(Data supplied)
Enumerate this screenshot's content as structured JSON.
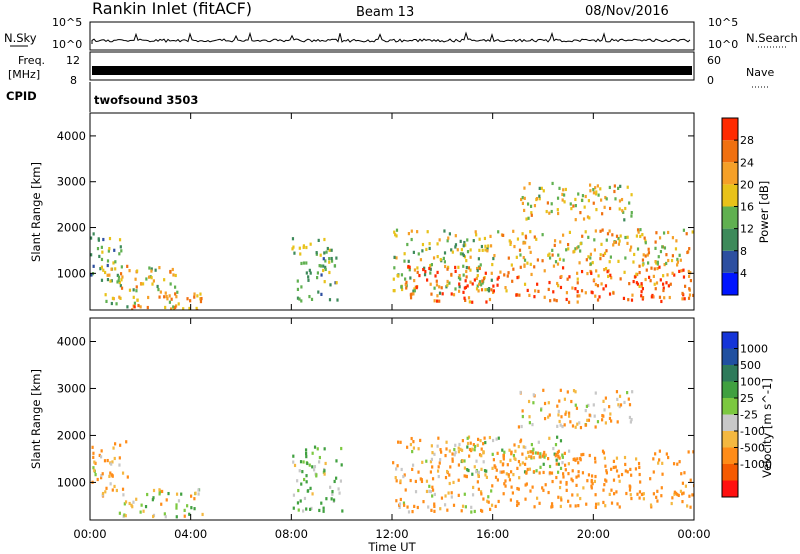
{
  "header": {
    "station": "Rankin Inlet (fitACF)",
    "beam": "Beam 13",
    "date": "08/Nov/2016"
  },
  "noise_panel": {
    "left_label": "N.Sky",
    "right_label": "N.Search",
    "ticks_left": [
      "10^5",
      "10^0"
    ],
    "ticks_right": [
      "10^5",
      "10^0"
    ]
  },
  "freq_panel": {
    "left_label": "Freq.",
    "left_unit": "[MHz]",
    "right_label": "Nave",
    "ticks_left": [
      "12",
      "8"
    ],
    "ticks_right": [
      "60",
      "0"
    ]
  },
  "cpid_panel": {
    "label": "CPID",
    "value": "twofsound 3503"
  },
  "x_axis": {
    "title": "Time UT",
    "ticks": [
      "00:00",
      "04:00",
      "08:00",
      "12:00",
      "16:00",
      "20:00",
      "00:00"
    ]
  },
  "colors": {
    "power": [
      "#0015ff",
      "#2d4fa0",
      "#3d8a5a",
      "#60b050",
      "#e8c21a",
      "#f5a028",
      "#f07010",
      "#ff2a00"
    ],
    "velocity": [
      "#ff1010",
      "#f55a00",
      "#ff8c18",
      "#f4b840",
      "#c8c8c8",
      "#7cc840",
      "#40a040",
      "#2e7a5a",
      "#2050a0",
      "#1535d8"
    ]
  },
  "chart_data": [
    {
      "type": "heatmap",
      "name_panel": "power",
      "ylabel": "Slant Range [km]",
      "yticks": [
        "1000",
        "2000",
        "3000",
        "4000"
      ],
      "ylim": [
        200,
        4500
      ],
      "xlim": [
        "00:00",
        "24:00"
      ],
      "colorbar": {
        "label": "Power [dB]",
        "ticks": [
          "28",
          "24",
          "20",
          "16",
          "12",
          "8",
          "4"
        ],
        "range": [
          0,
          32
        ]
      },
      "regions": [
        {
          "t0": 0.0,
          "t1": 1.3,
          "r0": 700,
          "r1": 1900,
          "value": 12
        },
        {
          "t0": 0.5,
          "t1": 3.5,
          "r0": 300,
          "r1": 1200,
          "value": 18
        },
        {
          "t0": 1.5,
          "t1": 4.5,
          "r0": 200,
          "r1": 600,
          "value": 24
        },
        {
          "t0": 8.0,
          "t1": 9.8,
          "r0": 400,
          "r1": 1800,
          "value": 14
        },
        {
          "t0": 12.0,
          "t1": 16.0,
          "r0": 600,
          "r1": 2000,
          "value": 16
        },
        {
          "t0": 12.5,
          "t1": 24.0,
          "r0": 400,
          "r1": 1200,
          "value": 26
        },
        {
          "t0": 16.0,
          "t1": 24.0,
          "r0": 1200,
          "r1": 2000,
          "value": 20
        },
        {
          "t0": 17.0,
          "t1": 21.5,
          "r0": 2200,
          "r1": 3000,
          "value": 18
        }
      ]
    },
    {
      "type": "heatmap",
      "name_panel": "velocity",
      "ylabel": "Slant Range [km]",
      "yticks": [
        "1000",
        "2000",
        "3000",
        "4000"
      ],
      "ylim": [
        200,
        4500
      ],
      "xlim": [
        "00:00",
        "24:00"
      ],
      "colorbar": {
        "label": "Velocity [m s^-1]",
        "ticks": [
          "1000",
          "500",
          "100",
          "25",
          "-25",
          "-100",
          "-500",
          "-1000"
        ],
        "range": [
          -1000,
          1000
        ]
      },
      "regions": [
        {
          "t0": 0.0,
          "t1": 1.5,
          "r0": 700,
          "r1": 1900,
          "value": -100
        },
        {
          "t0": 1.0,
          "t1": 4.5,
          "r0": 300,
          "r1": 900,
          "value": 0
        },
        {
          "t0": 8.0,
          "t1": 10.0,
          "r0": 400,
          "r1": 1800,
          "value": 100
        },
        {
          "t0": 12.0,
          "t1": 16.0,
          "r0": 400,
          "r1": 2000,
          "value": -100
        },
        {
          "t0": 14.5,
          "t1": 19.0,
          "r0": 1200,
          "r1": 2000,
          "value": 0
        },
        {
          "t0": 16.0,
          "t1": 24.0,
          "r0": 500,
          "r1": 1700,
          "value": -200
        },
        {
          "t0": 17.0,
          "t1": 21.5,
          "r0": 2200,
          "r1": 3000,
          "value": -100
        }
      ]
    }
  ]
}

(Task directions)
Write out all the records again, exactly, minus any pictures.

(Task result)
Enumerate this screenshot's content as structured JSON.
{
  "header": {
    "station": "Rankin Inlet (fitACF)",
    "beam": "Beam 13",
    "date": "08/Nov/2016"
  },
  "noise_panel": {
    "left_label": "N.Sky",
    "right_label": "N.Search",
    "ticks_left": [
      "10^5",
      "10^0"
    ],
    "ticks_right": [
      "10^5",
      "10^0"
    ]
  },
  "freq_panel": {
    "left_label": "Freq.",
    "left_unit": "[MHz]",
    "right_label": "Nave",
    "ticks_left": [
      "12",
      "8"
    ],
    "ticks_right": [
      "60",
      "0"
    ]
  },
  "cpid_panel": {
    "label": "CPID",
    "value": "twofsound 3503"
  },
  "x_axis": {
    "title": "Time UT",
    "ticks": [
      "00:00",
      "04:00",
      "08:00",
      "12:00",
      "16:00",
      "20:00",
      "00:00"
    ]
  },
  "colors": {
    "power": [
      "#0015ff",
      "#2d4fa0",
      "#3d8a5a",
      "#60b050",
      "#e8c21a",
      "#f5a028",
      "#f07010",
      "#ff2a00"
    ],
    "velocity": [
      "#ff1010",
      "#f55a00",
      "#ff8c18",
      "#f4b840",
      "#c8c8c8",
      "#7cc840",
      "#40a040",
      "#2e7a5a",
      "#2050a0",
      "#1535d8"
    ]
  },
  "chart_data": [
    {
      "type": "heatmap",
      "name_panel": "power",
      "ylabel": "Slant Range [km]",
      "yticks": [
        "1000",
        "2000",
        "3000",
        "4000"
      ],
      "ylim": [
        200,
        4500
      ],
      "xlim": [
        "00:00",
        "24:00"
      ],
      "colorbar": {
        "label": "Power [dB]",
        "ticks": [
          "28",
          "24",
          "20",
          "16",
          "12",
          "8",
          "4"
        ],
        "range": [
          0,
          32
        ]
      },
      "regions": [
        {
          "t0": 0.0,
          "t1": 1.3,
          "r0": 700,
          "r1": 1900,
          "value": 12
        },
        {
          "t0": 0.5,
          "t1": 3.5,
          "r0": 300,
          "r1": 1200,
          "value": 18
        },
        {
          "t0": 1.5,
          "t1": 4.5,
          "r0": 200,
          "r1": 600,
          "value": 24
        },
        {
          "t0": 8.0,
          "t1": 9.8,
          "r0": 400,
          "r1": 1800,
          "value": 14
        },
        {
          "t0": 12.0,
          "t1": 16.0,
          "r0": 600,
          "r1": 2000,
          "value": 16
        },
        {
          "t0": 12.5,
          "t1": 24.0,
          "r0": 400,
          "r1": 1200,
          "value": 26
        },
        {
          "t0": 16.0,
          "t1": 24.0,
          "r0": 1200,
          "r1": 2000,
          "value": 20
        },
        {
          "t0": 17.0,
          "t1": 21.5,
          "r0": 2200,
          "r1": 3000,
          "value": 18
        }
      ]
    },
    {
      "type": "heatmap",
      "name_panel": "velocity",
      "ylabel": "Slant Range [km]",
      "yticks": [
        "1000",
        "2000",
        "3000",
        "4000"
      ],
      "ylim": [
        200,
        4500
      ],
      "xlim": [
        "00:00",
        "24:00"
      ],
      "colorbar": {
        "label": "Velocity [m s^-1]",
        "ticks": [
          "1000",
          "500",
          "100",
          "25",
          "-25",
          "-100",
          "-500",
          "-1000"
        ],
        "range": [
          -1000,
          1000
        ]
      },
      "regions": [
        {
          "t0": 0.0,
          "t1": 1.5,
          "r0": 700,
          "r1": 1900,
          "value": -100
        },
        {
          "t0": 1.0,
          "t1": 4.5,
          "r0": 300,
          "r1": 900,
          "value": 0
        },
        {
          "t0": 8.0,
          "t1": 10.0,
          "r0": 400,
          "r1": 1800,
          "value": 100
        },
        {
          "t0": 12.0,
          "t1": 16.0,
          "r0": 400,
          "r1": 2000,
          "value": -100
        },
        {
          "t0": 14.5,
          "t1": 19.0,
          "r0": 1200,
          "r1": 2000,
          "value": 0
        },
        {
          "t0": 16.0,
          "t1": 24.0,
          "r0": 500,
          "r1": 1700,
          "value": -200
        },
        {
          "t0": 17.0,
          "t1": 21.5,
          "r0": 2200,
          "r1": 3000,
          "value": -100
        }
      ]
    }
  ]
}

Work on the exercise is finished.